WORK TO BE COMPLETED ▸
Repeat the data below exactly, dropping any pictures it holds.

RECORDS TO USE ▸
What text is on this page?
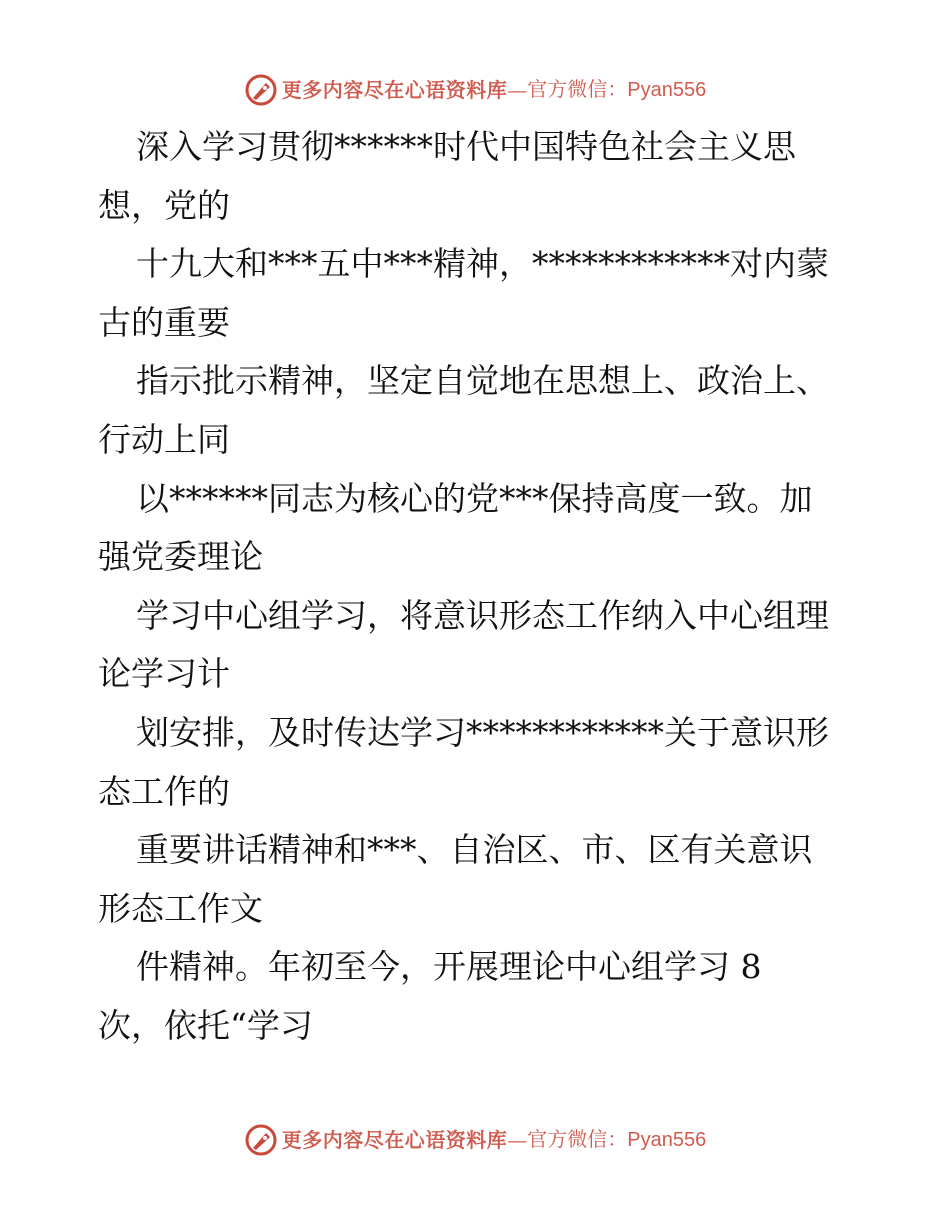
更多内容尽在心语资料库 — 官方微信：Pyan556
深入学习贯彻******时代中国特色社会主义思
想，党的
十九大和***五中***精神，************对内蒙
古的重要
指示批示精神，坚定自觉地在思想上、政治上、
行动上同
以******同志为核心的党***保持高度一致。加
强党委理论
学习中心组学习，将意识形态工作纳入中心组理
论学习计
划安排，及时传达学习************关于意识形
态工作的
重要讲话精神和***、自治区、市、区有关意识
形态工作文
件精神。年初至今，开展理论中心组学习 8
次，依托“学习
更多内容尽在心语资料库 — 官方微信：Pyan556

SOLVED EXERCISE ▸
What text is on this page?
更多内容尽在心语资料库 — 官方微信：Pyan556
深入学习贯彻******时代中国特色社会主义思
想，党的
十九大和***五中***精神，************对内蒙
古的重要
指示批示精神，坚定自觉地在思想上、政治上、
行动上同
以******同志为核心的党***保持高度一致。加
强党委理论
学习中心组学习，将意识形态工作纳入中心组理
论学习计
划安排，及时传达学习************关于意识形
态工作的
重要讲话精神和***、自治区、市、区有关意识
形态工作文
件精神。年初至今，开展理论中心组学习 8
次，依托“学习
更多内容尽在心语资料库 — 官方微信：Pyan556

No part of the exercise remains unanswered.